* BEGIN *
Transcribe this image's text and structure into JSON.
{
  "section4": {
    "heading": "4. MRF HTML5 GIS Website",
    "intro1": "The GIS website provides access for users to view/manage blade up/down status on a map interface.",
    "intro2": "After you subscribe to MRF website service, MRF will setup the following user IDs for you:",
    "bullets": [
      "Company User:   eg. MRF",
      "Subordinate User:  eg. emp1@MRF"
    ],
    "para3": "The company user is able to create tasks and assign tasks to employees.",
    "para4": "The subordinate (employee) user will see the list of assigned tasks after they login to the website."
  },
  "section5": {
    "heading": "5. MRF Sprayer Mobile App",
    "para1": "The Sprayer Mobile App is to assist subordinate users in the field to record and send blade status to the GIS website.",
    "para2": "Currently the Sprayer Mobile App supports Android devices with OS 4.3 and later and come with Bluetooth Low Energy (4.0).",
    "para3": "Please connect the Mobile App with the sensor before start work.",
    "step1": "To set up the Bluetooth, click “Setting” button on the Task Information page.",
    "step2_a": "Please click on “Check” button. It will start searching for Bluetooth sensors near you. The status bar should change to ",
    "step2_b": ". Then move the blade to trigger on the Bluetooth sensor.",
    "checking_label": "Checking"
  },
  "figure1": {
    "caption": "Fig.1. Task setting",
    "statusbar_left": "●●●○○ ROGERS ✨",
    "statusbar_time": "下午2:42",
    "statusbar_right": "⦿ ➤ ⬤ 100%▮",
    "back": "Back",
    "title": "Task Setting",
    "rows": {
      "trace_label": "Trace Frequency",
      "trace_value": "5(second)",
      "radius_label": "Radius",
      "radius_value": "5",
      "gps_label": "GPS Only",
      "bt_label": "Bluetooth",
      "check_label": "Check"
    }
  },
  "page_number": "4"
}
* END *
- _TASK INSTRUCTIONS_
Find the lines above holding the word "click" and show them.

- _THE RESULT_
    "step1": "To set up the Bluetooth, click “Setting” button on the Task Information page.",
    "step2_a": "Please click on “Check” button. It will start searching for Bluetooth sensors near you. The status bar should change to ",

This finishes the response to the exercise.